»»

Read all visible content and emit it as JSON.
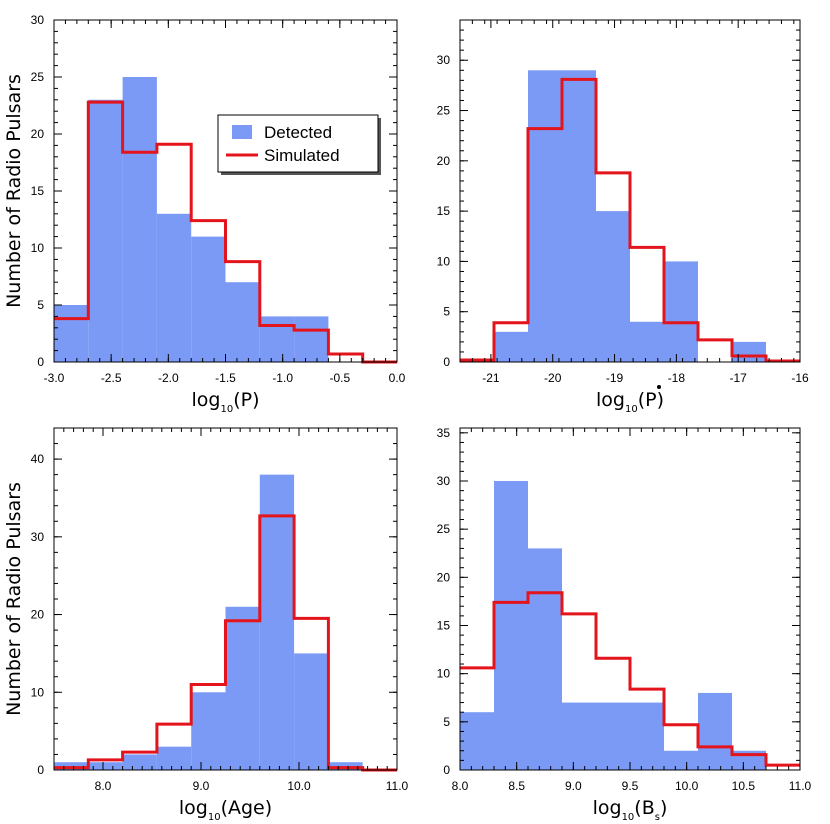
{
  "colors": {
    "detected": "#7b9af5",
    "simulated": "#e3141b",
    "axis": "#000000"
  },
  "chart_data": [
    {
      "type": "bar",
      "panel": "top-left",
      "xlabel_base": "log",
      "xlabel_sub": "10",
      "xlabel_arg": "(P)",
      "xlabel_dot": false,
      "ylabel": "Number of Radio Pulsars",
      "xlim": [
        -3.0,
        0.0
      ],
      "ylim": [
        0,
        30
      ],
      "xticks": [
        -3.0,
        -2.5,
        -2.0,
        -1.5,
        -1.0,
        -0.5,
        0.0
      ],
      "xtick_labels": [
        "-3.0",
        "-2.5",
        "-2.0",
        "-1.5",
        "-1.0",
        "-0.5",
        "0.0"
      ],
      "yticks": [
        0,
        5,
        10,
        15,
        20,
        25,
        30
      ],
      "ytick_labels": [
        "0",
        "5",
        "10",
        "15",
        "20",
        "25",
        "30"
      ],
      "minor_x": 0.1,
      "minor_y": 1,
      "detected": {
        "name": "Detected",
        "edges": [
          -3.0,
          -2.7,
          -2.4,
          -2.1,
          -1.8,
          -1.5,
          -1.2,
          -0.9,
          -0.6,
          -0.3,
          0.0
        ],
        "values": [
          5,
          23,
          25,
          13,
          11,
          7,
          4,
          4,
          0,
          0
        ]
      },
      "simulated": {
        "name": "Simulated",
        "edges": [
          -3.0,
          -2.7,
          -2.4,
          -2.1,
          -1.8,
          -1.5,
          -1.2,
          -0.9,
          -0.6,
          -0.3,
          0.0
        ],
        "values": [
          3.8,
          22.8,
          18.4,
          19.1,
          12.4,
          8.8,
          3.2,
          2.8,
          0.7,
          0.0
        ]
      },
      "legend": {
        "position": "top-right",
        "items": [
          "Detected",
          "Simulated"
        ]
      }
    },
    {
      "type": "bar",
      "panel": "top-right",
      "xlabel_base": "log",
      "xlabel_sub": "10",
      "xlabel_arg": "(P)",
      "xlabel_dot": true,
      "ylabel": "",
      "xlim": [
        -21.5,
        -16.0
      ],
      "ylim": [
        0,
        34
      ],
      "xticks": [
        -21,
        -20,
        -19,
        -18,
        -17,
        -16
      ],
      "xtick_labels": [
        "-21",
        "-20",
        "-19",
        "-18",
        "-17",
        "-16"
      ],
      "yticks": [
        0,
        5,
        10,
        15,
        20,
        25,
        30
      ],
      "ytick_labels": [
        "0",
        "5",
        "10",
        "15",
        "20",
        "25",
        "30"
      ],
      "minor_x": 0.2,
      "minor_y": 1,
      "detected": {
        "name": "Detected",
        "edges": [
          -21.5,
          -20.95,
          -20.4,
          -19.85,
          -19.3,
          -18.75,
          -18.2,
          -17.65,
          -17.1,
          -16.55,
          -16.0
        ],
        "values": [
          0,
          3,
          29,
          29,
          15,
          4,
          10,
          0,
          2,
          0
        ]
      },
      "simulated": {
        "name": "Simulated",
        "edges": [
          -21.5,
          -20.95,
          -20.4,
          -19.85,
          -19.3,
          -18.75,
          -18.2,
          -17.65,
          -17.1,
          -16.55,
          -16.0
        ],
        "values": [
          0.2,
          3.9,
          23.2,
          28.1,
          18.8,
          11.4,
          3.9,
          2.2,
          0.6,
          0.1
        ]
      }
    },
    {
      "type": "bar",
      "panel": "bottom-left",
      "xlabel_base": "log",
      "xlabel_sub": "10",
      "xlabel_arg": "(Age)",
      "xlabel_dot": false,
      "ylabel": "Number of Radio Pulsars",
      "xlim": [
        7.5,
        11.0
      ],
      "ylim": [
        0,
        44
      ],
      "xticks": [
        8.0,
        9.0,
        10.0,
        11.0
      ],
      "xtick_labels": [
        "8.0",
        "9.0",
        "10.0",
        "11.0"
      ],
      "yticks": [
        0,
        10,
        20,
        30,
        40
      ],
      "ytick_labels": [
        "0",
        "10",
        "20",
        "30",
        "40"
      ],
      "minor_x": 0.1,
      "minor_y": 2,
      "detected": {
        "name": "Detected",
        "edges": [
          7.5,
          7.85,
          8.2,
          8.55,
          8.9,
          9.25,
          9.6,
          9.95,
          10.3,
          10.65,
          11.0
        ],
        "values": [
          1,
          1,
          2,
          3,
          10,
          21,
          38,
          15,
          1,
          0
        ]
      },
      "simulated": {
        "name": "Simulated",
        "edges": [
          7.5,
          7.85,
          8.2,
          8.55,
          8.9,
          9.25,
          9.6,
          9.95,
          10.3,
          10.65,
          11.0
        ],
        "values": [
          0.3,
          1.3,
          2.3,
          5.9,
          11.0,
          19.2,
          32.7,
          19.5,
          0.3,
          0.0
        ]
      }
    },
    {
      "type": "bar",
      "panel": "bottom-right",
      "xlabel_base": "log",
      "xlabel_sub": "10",
      "xlabel_arg": "(B",
      "xlabel_arg_sub": "s",
      "xlabel_close": ")",
      "xlabel_dot": false,
      "ylabel": "",
      "xlim": [
        8.0,
        11.0
      ],
      "ylim": [
        0,
        35.5
      ],
      "xticks": [
        8.0,
        8.5,
        9.0,
        9.5,
        10.0,
        10.5,
        11.0
      ],
      "xtick_labels": [
        "8.0",
        "8.5",
        "9.0",
        "9.5",
        "10.0",
        "10.5",
        "11.0"
      ],
      "yticks": [
        0,
        5,
        10,
        15,
        20,
        25,
        30,
        35
      ],
      "ytick_labels": [
        "0",
        "5",
        "10",
        "15",
        "20",
        "25",
        "30",
        "35"
      ],
      "minor_x": 0.1,
      "minor_y": 1,
      "detected": {
        "name": "Detected",
        "edges": [
          8.0,
          8.3,
          8.6,
          8.9,
          9.2,
          9.5,
          9.8,
          10.1,
          10.4,
          10.7,
          11.0
        ],
        "values": [
          6,
          30,
          23,
          7,
          7,
          7,
          2,
          8,
          2,
          0
        ]
      },
      "simulated": {
        "name": "Simulated",
        "edges": [
          8.0,
          8.3,
          8.6,
          8.9,
          9.2,
          9.5,
          9.8,
          10.1,
          10.4,
          10.7,
          11.0
        ],
        "values": [
          10.6,
          17.4,
          18.4,
          16.2,
          11.6,
          8.4,
          4.7,
          2.4,
          1.6,
          0.5
        ]
      }
    }
  ]
}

««

Task instructions: Do not copy the pictures, but repeat every line exactly.

Solution below:
Read all visible content and emit it as JSON.
{
  "colors": {
    "detected": "#7b9af5",
    "simulated": "#e3141b",
    "axis": "#000000"
  },
  "chart_data": [
    {
      "type": "bar",
      "panel": "top-left",
      "xlabel_base": "log",
      "xlabel_sub": "10",
      "xlabel_arg": "(P)",
      "xlabel_dot": false,
      "ylabel": "Number of Radio Pulsars",
      "xlim": [
        -3.0,
        0.0
      ],
      "ylim": [
        0,
        30
      ],
      "xticks": [
        -3.0,
        -2.5,
        -2.0,
        -1.5,
        -1.0,
        -0.5,
        0.0
      ],
      "xtick_labels": [
        "-3.0",
        "-2.5",
        "-2.0",
        "-1.5",
        "-1.0",
        "-0.5",
        "0.0"
      ],
      "yticks": [
        0,
        5,
        10,
        15,
        20,
        25,
        30
      ],
      "ytick_labels": [
        "0",
        "5",
        "10",
        "15",
        "20",
        "25",
        "30"
      ],
      "minor_x": 0.1,
      "minor_y": 1,
      "detected": {
        "name": "Detected",
        "edges": [
          -3.0,
          -2.7,
          -2.4,
          -2.1,
          -1.8,
          -1.5,
          -1.2,
          -0.9,
          -0.6,
          -0.3,
          0.0
        ],
        "values": [
          5,
          23,
          25,
          13,
          11,
          7,
          4,
          4,
          0,
          0
        ]
      },
      "simulated": {
        "name": "Simulated",
        "edges": [
          -3.0,
          -2.7,
          -2.4,
          -2.1,
          -1.8,
          -1.5,
          -1.2,
          -0.9,
          -0.6,
          -0.3,
          0.0
        ],
        "values": [
          3.8,
          22.8,
          18.4,
          19.1,
          12.4,
          8.8,
          3.2,
          2.8,
          0.7,
          0.0
        ]
      },
      "legend": {
        "position": "top-right",
        "items": [
          "Detected",
          "Simulated"
        ]
      }
    },
    {
      "type": "bar",
      "panel": "top-right",
      "xlabel_base": "log",
      "xlabel_sub": "10",
      "xlabel_arg": "(P)",
      "xlabel_dot": true,
      "ylabel": "",
      "xlim": [
        -21.5,
        -16.0
      ],
      "ylim": [
        0,
        34
      ],
      "xticks": [
        -21,
        -20,
        -19,
        -18,
        -17,
        -16
      ],
      "xtick_labels": [
        "-21",
        "-20",
        "-19",
        "-18",
        "-17",
        "-16"
      ],
      "yticks": [
        0,
        5,
        10,
        15,
        20,
        25,
        30
      ],
      "ytick_labels": [
        "0",
        "5",
        "10",
        "15",
        "20",
        "25",
        "30"
      ],
      "minor_x": 0.2,
      "minor_y": 1,
      "detected": {
        "name": "Detected",
        "edges": [
          -21.5,
          -20.95,
          -20.4,
          -19.85,
          -19.3,
          -18.75,
          -18.2,
          -17.65,
          -17.1,
          -16.55,
          -16.0
        ],
        "values": [
          0,
          3,
          29,
          29,
          15,
          4,
          10,
          0,
          2,
          0
        ]
      },
      "simulated": {
        "name": "Simulated",
        "edges": [
          -21.5,
          -20.95,
          -20.4,
          -19.85,
          -19.3,
          -18.75,
          -18.2,
          -17.65,
          -17.1,
          -16.55,
          -16.0
        ],
        "values": [
          0.2,
          3.9,
          23.2,
          28.1,
          18.8,
          11.4,
          3.9,
          2.2,
          0.6,
          0.1
        ]
      }
    },
    {
      "type": "bar",
      "panel": "bottom-left",
      "xlabel_base": "log",
      "xlabel_sub": "10",
      "xlabel_arg": "(Age)",
      "xlabel_dot": false,
      "ylabel": "Number of Radio Pulsars",
      "xlim": [
        7.5,
        11.0
      ],
      "ylim": [
        0,
        44
      ],
      "xticks": [
        8.0,
        9.0,
        10.0,
        11.0
      ],
      "xtick_labels": [
        "8.0",
        "9.0",
        "10.0",
        "11.0"
      ],
      "yticks": [
        0,
        10,
        20,
        30,
        40
      ],
      "ytick_labels": [
        "0",
        "10",
        "20",
        "30",
        "40"
      ],
      "minor_x": 0.1,
      "minor_y": 2,
      "detected": {
        "name": "Detected",
        "edges": [
          7.5,
          7.85,
          8.2,
          8.55,
          8.9,
          9.25,
          9.6,
          9.95,
          10.3,
          10.65,
          11.0
        ],
        "values": [
          1,
          1,
          2,
          3,
          10,
          21,
          38,
          15,
          1,
          0
        ]
      },
      "simulated": {
        "name": "Simulated",
        "edges": [
          7.5,
          7.85,
          8.2,
          8.55,
          8.9,
          9.25,
          9.6,
          9.95,
          10.3,
          10.65,
          11.0
        ],
        "values": [
          0.3,
          1.3,
          2.3,
          5.9,
          11.0,
          19.2,
          32.7,
          19.5,
          0.3,
          0.0
        ]
      }
    },
    {
      "type": "bar",
      "panel": "bottom-right",
      "xlabel_base": "log",
      "xlabel_sub": "10",
      "xlabel_arg": "(B",
      "xlabel_arg_sub": "s",
      "xlabel_close": ")",
      "xlabel_dot": false,
      "ylabel": "",
      "xlim": [
        8.0,
        11.0
      ],
      "ylim": [
        0,
        35.5
      ],
      "xticks": [
        8.0,
        8.5,
        9.0,
        9.5,
        10.0,
        10.5,
        11.0
      ],
      "xtick_labels": [
        "8.0",
        "8.5",
        "9.0",
        "9.5",
        "10.0",
        "10.5",
        "11.0"
      ],
      "yticks": [
        0,
        5,
        10,
        15,
        20,
        25,
        30,
        35
      ],
      "ytick_labels": [
        "0",
        "5",
        "10",
        "15",
        "20",
        "25",
        "30",
        "35"
      ],
      "minor_x": 0.1,
      "minor_y": 1,
      "detected": {
        "name": "Detected",
        "edges": [
          8.0,
          8.3,
          8.6,
          8.9,
          9.2,
          9.5,
          9.8,
          10.1,
          10.4,
          10.7,
          11.0
        ],
        "values": [
          6,
          30,
          23,
          7,
          7,
          7,
          2,
          8,
          2,
          0
        ]
      },
      "simulated": {
        "name": "Simulated",
        "edges": [
          8.0,
          8.3,
          8.6,
          8.9,
          9.2,
          9.5,
          9.8,
          10.1,
          10.4,
          10.7,
          11.0
        ],
        "values": [
          10.6,
          17.4,
          18.4,
          16.2,
          11.6,
          8.4,
          4.7,
          2.4,
          1.6,
          0.5
        ]
      }
    }
  ]
}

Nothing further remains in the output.